Do this: Please copy everything from the start of the records below down to the line that contains "The corrugated fiber", including that line.

Information given:

.....

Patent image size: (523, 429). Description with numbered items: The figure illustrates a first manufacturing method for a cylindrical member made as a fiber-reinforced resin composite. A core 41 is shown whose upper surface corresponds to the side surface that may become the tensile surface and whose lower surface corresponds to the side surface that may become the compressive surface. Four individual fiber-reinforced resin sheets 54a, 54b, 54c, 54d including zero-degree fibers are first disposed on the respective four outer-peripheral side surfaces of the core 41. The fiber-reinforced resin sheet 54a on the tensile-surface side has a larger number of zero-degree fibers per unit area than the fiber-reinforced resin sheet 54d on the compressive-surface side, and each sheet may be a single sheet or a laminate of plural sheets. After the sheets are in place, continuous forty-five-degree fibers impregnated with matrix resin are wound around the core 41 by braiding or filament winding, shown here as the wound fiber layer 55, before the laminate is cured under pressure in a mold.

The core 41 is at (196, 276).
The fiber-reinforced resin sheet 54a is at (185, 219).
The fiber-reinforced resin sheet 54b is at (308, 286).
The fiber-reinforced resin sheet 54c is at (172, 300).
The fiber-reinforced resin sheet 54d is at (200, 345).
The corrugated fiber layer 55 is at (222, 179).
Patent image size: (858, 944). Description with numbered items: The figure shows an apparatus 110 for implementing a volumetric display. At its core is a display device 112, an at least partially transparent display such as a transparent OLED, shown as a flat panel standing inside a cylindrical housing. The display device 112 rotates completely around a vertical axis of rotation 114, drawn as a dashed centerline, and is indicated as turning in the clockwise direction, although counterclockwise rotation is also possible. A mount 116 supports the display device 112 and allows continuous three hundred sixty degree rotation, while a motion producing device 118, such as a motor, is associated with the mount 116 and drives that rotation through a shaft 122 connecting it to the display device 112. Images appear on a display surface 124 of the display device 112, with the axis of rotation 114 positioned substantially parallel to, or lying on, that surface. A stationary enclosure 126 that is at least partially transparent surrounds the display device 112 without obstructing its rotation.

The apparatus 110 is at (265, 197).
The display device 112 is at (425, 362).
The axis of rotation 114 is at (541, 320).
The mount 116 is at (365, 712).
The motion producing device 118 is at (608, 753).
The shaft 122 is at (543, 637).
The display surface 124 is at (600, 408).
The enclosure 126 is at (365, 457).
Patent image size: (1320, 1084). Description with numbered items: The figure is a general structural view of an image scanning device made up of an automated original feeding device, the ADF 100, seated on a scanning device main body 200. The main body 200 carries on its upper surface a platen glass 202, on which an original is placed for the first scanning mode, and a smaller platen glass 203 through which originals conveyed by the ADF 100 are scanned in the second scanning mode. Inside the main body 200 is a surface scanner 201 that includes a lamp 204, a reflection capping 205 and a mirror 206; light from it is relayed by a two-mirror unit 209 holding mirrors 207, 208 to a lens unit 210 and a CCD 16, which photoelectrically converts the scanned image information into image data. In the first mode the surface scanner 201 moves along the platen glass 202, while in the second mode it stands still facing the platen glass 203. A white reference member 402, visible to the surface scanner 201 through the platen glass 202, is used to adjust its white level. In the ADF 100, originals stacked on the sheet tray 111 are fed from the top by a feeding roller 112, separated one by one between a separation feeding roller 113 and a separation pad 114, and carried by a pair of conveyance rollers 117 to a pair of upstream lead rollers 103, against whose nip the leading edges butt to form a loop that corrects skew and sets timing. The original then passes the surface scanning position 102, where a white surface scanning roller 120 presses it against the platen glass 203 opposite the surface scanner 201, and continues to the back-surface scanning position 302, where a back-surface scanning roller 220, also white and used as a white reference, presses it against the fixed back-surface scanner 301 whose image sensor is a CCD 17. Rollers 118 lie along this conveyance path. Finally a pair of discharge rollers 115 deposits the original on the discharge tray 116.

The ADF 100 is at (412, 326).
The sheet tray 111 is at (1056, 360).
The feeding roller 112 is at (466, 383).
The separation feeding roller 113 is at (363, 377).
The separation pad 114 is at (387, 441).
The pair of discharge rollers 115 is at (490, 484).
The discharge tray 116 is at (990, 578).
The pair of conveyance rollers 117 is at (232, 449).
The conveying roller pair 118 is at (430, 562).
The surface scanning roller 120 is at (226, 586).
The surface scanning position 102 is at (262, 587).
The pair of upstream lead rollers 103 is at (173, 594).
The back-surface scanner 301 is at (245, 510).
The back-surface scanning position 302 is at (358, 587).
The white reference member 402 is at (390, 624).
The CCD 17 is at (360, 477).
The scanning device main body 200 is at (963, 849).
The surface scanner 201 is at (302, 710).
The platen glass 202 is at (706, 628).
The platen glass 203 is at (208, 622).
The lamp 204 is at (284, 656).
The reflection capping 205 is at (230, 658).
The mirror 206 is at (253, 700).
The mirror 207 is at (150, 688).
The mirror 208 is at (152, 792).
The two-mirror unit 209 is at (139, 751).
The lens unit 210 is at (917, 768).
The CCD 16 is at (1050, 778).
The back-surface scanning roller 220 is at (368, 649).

.....

Answer to the exercise:
Patent image size: (523, 429). Description with numbered items: The figure illustrates a first manufacturing method for a cylindrical member made as a fiber-reinforced resin composite. A core 41 is shown whose upper surface corresponds to the side surface that may become the tensile surface and whose lower surface corresponds to the side surface that may become the compressive surface. Four individual fiber-reinforced resin sheets 54a, 54b, 54c, 54d including zero-degree fibers are first disposed on the respective four outer-peripheral side surfaces of the core 41. The fiber-reinforced resin sheet 54a on the tensile-surface side has a larger number of zero-degree fibers per unit area than the fiber-reinforced resin sheet 54d on the compressive-surface side, and each sheet may be a single sheet or a laminate of plural sheets. After the sheets are in place, continuous forty-five-degree fibers impregnated with matrix resin are wound around the core 41 by braiding or filament winding, shown here as the wound fiber layer 55, before the laminate is cured under pressure in a mold.

The core 41 is at (196, 276).
The fiber-reinforced resin sheet 54a is at (185, 219).
The fiber-reinforced resin sheet 54b is at (308, 286).
The fiber-reinforced resin sheet 54c is at (172, 300).
The fiber-reinforced resin sheet 54d is at (200, 345).
The corrugated fiber layer 55 is at (222, 179).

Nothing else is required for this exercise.